THE REQUEST
Every record below is to be retyped exactly.
========================================================================
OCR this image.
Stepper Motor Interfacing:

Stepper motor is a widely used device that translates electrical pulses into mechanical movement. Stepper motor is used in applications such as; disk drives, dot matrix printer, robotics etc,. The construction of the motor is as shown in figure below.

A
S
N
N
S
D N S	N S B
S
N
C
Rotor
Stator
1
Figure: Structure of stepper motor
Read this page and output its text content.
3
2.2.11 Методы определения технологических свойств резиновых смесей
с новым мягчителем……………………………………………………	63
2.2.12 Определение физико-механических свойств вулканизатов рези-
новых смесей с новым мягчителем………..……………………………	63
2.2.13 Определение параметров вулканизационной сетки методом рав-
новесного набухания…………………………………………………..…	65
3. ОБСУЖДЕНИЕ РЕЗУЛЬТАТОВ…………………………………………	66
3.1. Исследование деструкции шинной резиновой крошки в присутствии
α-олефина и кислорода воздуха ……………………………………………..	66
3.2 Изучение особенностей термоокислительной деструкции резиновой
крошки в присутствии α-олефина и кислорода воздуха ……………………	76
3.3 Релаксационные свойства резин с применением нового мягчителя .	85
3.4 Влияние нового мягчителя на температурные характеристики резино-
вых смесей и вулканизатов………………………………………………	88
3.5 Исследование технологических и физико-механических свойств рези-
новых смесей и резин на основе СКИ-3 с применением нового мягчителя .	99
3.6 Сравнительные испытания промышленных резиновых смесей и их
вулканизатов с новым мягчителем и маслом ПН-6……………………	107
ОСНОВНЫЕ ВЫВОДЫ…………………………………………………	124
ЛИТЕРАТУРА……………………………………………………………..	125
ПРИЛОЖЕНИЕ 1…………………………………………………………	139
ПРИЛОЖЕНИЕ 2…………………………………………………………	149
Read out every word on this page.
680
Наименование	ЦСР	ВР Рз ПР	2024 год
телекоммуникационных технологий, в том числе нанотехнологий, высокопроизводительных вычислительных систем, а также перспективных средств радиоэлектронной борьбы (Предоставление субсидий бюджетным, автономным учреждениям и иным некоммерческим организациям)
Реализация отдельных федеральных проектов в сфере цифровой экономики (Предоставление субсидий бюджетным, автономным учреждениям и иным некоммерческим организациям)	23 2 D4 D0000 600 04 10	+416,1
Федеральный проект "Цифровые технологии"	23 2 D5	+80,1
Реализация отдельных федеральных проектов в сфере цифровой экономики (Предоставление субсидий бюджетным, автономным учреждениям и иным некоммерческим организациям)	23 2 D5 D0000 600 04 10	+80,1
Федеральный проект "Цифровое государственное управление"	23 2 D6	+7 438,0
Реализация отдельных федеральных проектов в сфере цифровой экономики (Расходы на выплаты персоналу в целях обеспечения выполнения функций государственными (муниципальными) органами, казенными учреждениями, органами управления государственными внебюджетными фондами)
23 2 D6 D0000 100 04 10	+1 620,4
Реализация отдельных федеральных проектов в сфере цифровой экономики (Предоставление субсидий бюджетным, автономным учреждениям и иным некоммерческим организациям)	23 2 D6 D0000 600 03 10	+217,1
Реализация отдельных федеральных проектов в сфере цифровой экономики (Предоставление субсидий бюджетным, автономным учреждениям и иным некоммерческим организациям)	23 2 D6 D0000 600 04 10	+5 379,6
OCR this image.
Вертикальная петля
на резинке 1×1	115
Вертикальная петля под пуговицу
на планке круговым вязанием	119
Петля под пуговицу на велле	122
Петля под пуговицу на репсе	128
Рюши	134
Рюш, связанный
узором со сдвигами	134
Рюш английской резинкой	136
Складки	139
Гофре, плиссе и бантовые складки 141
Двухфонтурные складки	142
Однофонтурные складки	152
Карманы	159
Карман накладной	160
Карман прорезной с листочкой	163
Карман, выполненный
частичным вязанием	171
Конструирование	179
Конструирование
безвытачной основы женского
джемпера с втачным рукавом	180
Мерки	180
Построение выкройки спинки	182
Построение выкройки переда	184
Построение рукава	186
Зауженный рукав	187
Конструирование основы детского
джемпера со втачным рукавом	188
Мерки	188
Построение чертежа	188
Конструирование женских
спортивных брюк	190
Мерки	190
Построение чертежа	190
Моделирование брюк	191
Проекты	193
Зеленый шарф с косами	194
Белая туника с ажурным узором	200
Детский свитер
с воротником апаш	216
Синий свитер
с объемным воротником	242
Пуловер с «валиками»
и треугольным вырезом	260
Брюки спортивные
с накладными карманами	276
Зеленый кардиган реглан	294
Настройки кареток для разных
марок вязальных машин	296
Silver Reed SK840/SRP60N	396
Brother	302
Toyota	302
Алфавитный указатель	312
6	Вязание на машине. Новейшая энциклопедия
========================================================================
SOLVED PROBLEM
OCR this image.
Stepper Motor Interfacing:

Stepper motor is a widely used device that translates electrical pulses into mechanical movement. Stepper motor is used in applications such as; disk drives, dot matrix printer, robotics etc,. The construction of the motor is as shown in figure below.

A
S
N
N
S
D N S	N S B
S
N
C
Rotor
Stator
1
Figure: Structure of stepper motor
Read this page and output its text content.
3
2.2.11 Методы определения технологических свойств резиновых смесей
с новым мягчителем……………………………………………………	63
2.2.12 Определение физико-механических свойств вулканизатов рези-
новых смесей с новым мягчителем………..……………………………	63
2.2.13 Определение параметров вулканизационной сетки методом рав-
новесного набухания…………………………………………………..…	65
3. ОБСУЖДЕНИЕ РЕЗУЛЬТАТОВ…………………………………………	66
3.1. Исследование деструкции шинной резиновой крошки в присутствии
α-олефина и кислорода воздуха ……………………………………………..	66
3.2 Изучение особенностей термоокислительной деструкции резиновой
крошки в присутствии α-олефина и кислорода воздуха ……………………	76
3.3 Релаксационные свойства резин с применением нового мягчителя .	85
3.4 Влияние нового мягчителя на температурные характеристики резино-
вых смесей и вулканизатов………………………………………………	88
3.5 Исследование технологических и физико-механических свойств рези-
новых смесей и резин на основе СКИ-3 с применением нового мягчителя .	99
3.6 Сравнительные испытания промышленных резиновых смесей и их
вулканизатов с новым мягчителем и маслом ПН-6……………………	107
ОСНОВНЫЕ ВЫВОДЫ…………………………………………………	124
ЛИТЕРАТУРА……………………………………………………………..	125
ПРИЛОЖЕНИЕ 1…………………………………………………………	139
ПРИЛОЖЕНИЕ 2…………………………………………………………	149
Read out every word on this page.
680
Наименование	ЦСР	ВР Рз ПР	2024 год
телекоммуникационных технологий, в том числе нанотехнологий, высокопроизводительных вычислительных систем, а также перспективных средств радиоэлектронной борьбы (Предоставление субсидий бюджетным, автономным учреждениям и иным некоммерческим организациям)
Реализация отдельных федеральных проектов в сфере цифровой экономики (Предоставление субсидий бюджетным, автономным учреждениям и иным некоммерческим организациям)	23 2 D4 D0000 600 04 10	+416,1
Федеральный проект "Цифровые технологии"	23 2 D5	+80,1
Реализация отдельных федеральных проектов в сфере цифровой экономики (Предоставление субсидий бюджетным, автономным учреждениям и иным некоммерческим организациям)	23 2 D5 D0000 600 04 10	+80,1
Федеральный проект "Цифровое государственное управление"	23 2 D6	+7 438,0
Реализация отдельных федеральных проектов в сфере цифровой экономики (Расходы на выплаты персоналу в целях обеспечения выполнения функций государственными (муниципальными) органами, казенными учреждениями, органами управления государственными внебюджетными фондами)
23 2 D6 D0000 100 04 10	+1 620,4
Реализация отдельных федеральных проектов в сфере цифровой экономики (Предоставление субсидий бюджетным, автономным учреждениям и иным некоммерческим организациям)	23 2 D6 D0000 600 03 10	+217,1
Реализация отдельных федеральных проектов в сфере цифровой экономики (Предоставление субсидий бюджетным, автономным учреждениям и иным некоммерческим организациям)	23 2 D6 D0000 600 04 10	+5 379,6
OCR this image.
Вертикальная петля
на резинке 1×1	115
Вертикальная петля под пуговицу
на планке круговым вязанием	119
Петля под пуговицу на велле	122
Петля под пуговицу на репсе	128
Рюши	134
Рюш, связанный
узором со сдвигами	134
Рюш английской резинкой	136
Складки	139
Гофре, плиссе и бантовые складки 141
Двухфонтурные складки	142
Однофонтурные складки	152
Карманы	159
Карман накладной	160
Карман прорезной с листочкой	163
Карман, выполненный
частичным вязанием	171
Конструирование	179
Конструирование
безвытачной основы женского
джемпера с втачным рукавом	180
Мерки	180
Построение выкройки спинки	182
Построение выкройки переда	184
Построение рукава	186
Зауженный рукав	187
Конструирование основы детского
джемпера со втачным рукавом	188
Мерки	188
Построение чертежа	188
Конструирование женских
спортивных брюк	190
Мерки	190
Построение чертежа	190
Моделирование брюк	191
Проекты	193
Зеленый шарф с косами	194
Белая туника с ажурным узором	200
Детский свитер
с воротником апаш	216
Синий свитер
с объемным воротником	242
Пуловер с «валиками»
и треугольным вырезом	260
Брюки спортивные
с накладными карманами	276
Зеленый кардиган реглан	294
Настройки кареток для разных
марок вязальных машин	296
Silver Reed SK840/SRP60N	396
Brother	302
Toyota	302
Алфавитный указатель	312
6	Вязание на машине. Новейшая энциклопедия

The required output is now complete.